GIVEN EXERCISE.
Can the data below be set down again exactly, line for line?

----

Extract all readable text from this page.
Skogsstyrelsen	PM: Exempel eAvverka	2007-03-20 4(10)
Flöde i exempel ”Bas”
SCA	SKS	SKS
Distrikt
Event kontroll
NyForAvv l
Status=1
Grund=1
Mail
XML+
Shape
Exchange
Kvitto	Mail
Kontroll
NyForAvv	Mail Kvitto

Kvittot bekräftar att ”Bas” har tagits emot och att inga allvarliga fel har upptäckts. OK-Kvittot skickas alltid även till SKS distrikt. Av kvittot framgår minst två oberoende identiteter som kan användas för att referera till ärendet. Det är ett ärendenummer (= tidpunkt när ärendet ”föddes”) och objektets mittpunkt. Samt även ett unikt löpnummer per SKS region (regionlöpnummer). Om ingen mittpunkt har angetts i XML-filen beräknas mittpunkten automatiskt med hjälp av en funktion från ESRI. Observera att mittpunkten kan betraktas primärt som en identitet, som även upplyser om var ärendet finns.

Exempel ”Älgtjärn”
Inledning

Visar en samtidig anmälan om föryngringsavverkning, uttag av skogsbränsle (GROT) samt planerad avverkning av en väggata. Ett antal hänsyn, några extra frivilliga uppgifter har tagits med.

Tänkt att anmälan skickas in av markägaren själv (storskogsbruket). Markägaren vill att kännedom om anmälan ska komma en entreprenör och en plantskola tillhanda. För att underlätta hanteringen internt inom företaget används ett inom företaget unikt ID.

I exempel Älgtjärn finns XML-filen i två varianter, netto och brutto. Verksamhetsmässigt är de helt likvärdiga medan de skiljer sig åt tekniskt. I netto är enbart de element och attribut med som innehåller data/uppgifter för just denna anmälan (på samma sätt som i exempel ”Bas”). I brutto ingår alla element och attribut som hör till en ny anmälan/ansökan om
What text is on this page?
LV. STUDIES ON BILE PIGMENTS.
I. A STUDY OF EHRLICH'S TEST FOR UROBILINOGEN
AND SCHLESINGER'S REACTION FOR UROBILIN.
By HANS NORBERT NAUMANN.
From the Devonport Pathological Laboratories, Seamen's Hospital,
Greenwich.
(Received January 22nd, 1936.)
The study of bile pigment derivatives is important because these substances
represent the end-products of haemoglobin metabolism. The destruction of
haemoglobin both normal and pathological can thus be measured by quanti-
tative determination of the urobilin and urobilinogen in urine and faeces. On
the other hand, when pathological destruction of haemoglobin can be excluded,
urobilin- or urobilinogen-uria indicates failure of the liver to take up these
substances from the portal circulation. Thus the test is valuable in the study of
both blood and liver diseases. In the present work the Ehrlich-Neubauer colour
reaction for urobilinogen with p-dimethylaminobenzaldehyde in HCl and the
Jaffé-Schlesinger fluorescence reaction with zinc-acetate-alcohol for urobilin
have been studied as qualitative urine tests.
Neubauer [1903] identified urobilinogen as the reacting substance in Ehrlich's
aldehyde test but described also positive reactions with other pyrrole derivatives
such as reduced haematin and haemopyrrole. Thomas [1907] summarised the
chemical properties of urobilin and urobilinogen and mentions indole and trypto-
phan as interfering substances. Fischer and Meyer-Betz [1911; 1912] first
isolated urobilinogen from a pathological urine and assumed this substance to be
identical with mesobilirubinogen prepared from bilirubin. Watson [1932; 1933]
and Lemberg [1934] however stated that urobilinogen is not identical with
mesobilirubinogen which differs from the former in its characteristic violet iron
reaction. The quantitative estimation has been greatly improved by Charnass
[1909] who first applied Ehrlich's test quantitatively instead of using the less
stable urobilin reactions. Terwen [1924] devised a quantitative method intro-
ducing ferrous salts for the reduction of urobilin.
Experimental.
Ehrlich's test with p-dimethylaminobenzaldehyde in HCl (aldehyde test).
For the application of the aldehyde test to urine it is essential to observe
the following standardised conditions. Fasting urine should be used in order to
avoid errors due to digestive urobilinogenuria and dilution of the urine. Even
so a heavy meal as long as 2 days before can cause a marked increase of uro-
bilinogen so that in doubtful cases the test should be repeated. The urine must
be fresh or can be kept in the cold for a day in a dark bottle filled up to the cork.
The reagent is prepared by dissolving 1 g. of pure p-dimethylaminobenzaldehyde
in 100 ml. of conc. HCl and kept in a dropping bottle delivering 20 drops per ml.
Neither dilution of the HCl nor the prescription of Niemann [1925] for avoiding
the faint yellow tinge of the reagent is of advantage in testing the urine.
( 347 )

----

RESPONSE TO THIS TASK.
Extract all readable text from this page.
Skogsstyrelsen	PM: Exempel eAvverka	2007-03-20 4(10)
Flöde i exempel ”Bas”
SCA	SKS	SKS
Distrikt
Event kontroll
NyForAvv l
Status=1
Grund=1
Mail
XML+
Shape
Exchange
Kvitto	Mail
Kontroll
NyForAvv	Mail Kvitto

Kvittot bekräftar att ”Bas” har tagits emot och att inga allvarliga fel har upptäckts. OK-Kvittot skickas alltid även till SKS distrikt. Av kvittot framgår minst två oberoende identiteter som kan användas för att referera till ärendet. Det är ett ärendenummer (= tidpunkt när ärendet ”föddes”) och objektets mittpunkt. Samt även ett unikt löpnummer per SKS region (regionlöpnummer). Om ingen mittpunkt har angetts i XML-filen beräknas mittpunkten automatiskt med hjälp av en funktion från ESRI. Observera att mittpunkten kan betraktas primärt som en identitet, som även upplyser om var ärendet finns.

Exempel ”Älgtjärn”
Inledning

Visar en samtidig anmälan om föryngringsavverkning, uttag av skogsbränsle (GROT) samt planerad avverkning av en väggata. Ett antal hänsyn, några extra frivilliga uppgifter har tagits med.

Tänkt att anmälan skickas in av markägaren själv (storskogsbruket). Markägaren vill att kännedom om anmälan ska komma en entreprenör och en plantskola tillhanda. För att underlätta hanteringen internt inom företaget används ett inom företaget unikt ID.

I exempel Älgtjärn finns XML-filen i två varianter, netto och brutto. Verksamhetsmässigt är de helt likvärdiga medan de skiljer sig åt tekniskt. I netto är enbart de element och attribut med som innehåller data/uppgifter för just denna anmälan (på samma sätt som i exempel ”Bas”). I brutto ingår alla element och attribut som hör till en ny anmälan/ansökan om
What text is on this page?
LV. STUDIES ON BILE PIGMENTS.
I. A STUDY OF EHRLICH'S TEST FOR UROBILINOGEN
AND SCHLESINGER'S REACTION FOR UROBILIN.
By HANS NORBERT NAUMANN.
From the Devonport Pathological Laboratories, Seamen's Hospital,
Greenwich.
(Received January 22nd, 1936.)
The study of bile pigment derivatives is important because these substances
represent the end-products of haemoglobin metabolism. The destruction of
haemoglobin both normal and pathological can thus be measured by quanti-
tative determination of the urobilin and urobilinogen in urine and faeces. On
the other hand, when pathological destruction of haemoglobin can be excluded,
urobilin- or urobilinogen-uria indicates failure of the liver to take up these
substances from the portal circulation. Thus the test is valuable in the study of
both blood and liver diseases. In the present work the Ehrlich-Neubauer colour
reaction for urobilinogen with p-dimethylaminobenzaldehyde in HCl and the
Jaffé-Schlesinger fluorescence reaction with zinc-acetate-alcohol for urobilin
have been studied as qualitative urine tests.
Neubauer [1903] identified urobilinogen as the reacting substance in Ehrlich's
aldehyde test but described also positive reactions with other pyrrole derivatives
such as reduced haematin and haemopyrrole. Thomas [1907] summarised the
chemical properties of urobilin and urobilinogen and mentions indole and trypto-
phan as interfering substances. Fischer and Meyer-Betz [1911; 1912] first
isolated urobilinogen from a pathological urine and assumed this substance to be
identical with mesobilirubinogen prepared from bilirubin. Watson [1932; 1933]
and Lemberg [1934] however stated that urobilinogen is not identical with
mesobilirubinogen which differs from the former in its characteristic violet iron
reaction. The quantitative estimation has been greatly improved by Charnass
[1909] who first applied Ehrlich's test quantitatively instead of using the less
stable urobilin reactions. Terwen [1924] devised a quantitative method intro-
ducing ferrous salts for the reduction of urobilin.
Experimental.
Ehrlich's test with p-dimethylaminobenzaldehyde in HCl (aldehyde test).
For the application of the aldehyde test to urine it is essential to observe
the following standardised conditions. Fasting urine should be used in order to
avoid errors due to digestive urobilinogenuria and dilution of the urine. Even
so a heavy meal as long as 2 days before can cause a marked increase of uro-
bilinogen so that in doubtful cases the test should be repeated. The urine must
be fresh or can be kept in the cold for a day in a dark bottle filled up to the cork.
The reagent is prepared by dissolving 1 g. of pure p-dimethylaminobenzaldehyde
in 100 ml. of conc. HCl and kept in a dropping bottle delivering 20 drops per ml.
Neither dilution of the HCl nor the prescription of Niemann [1925] for avoiding
the faint yellow tinge of the reagent is of advantage in testing the urine.
( 347 )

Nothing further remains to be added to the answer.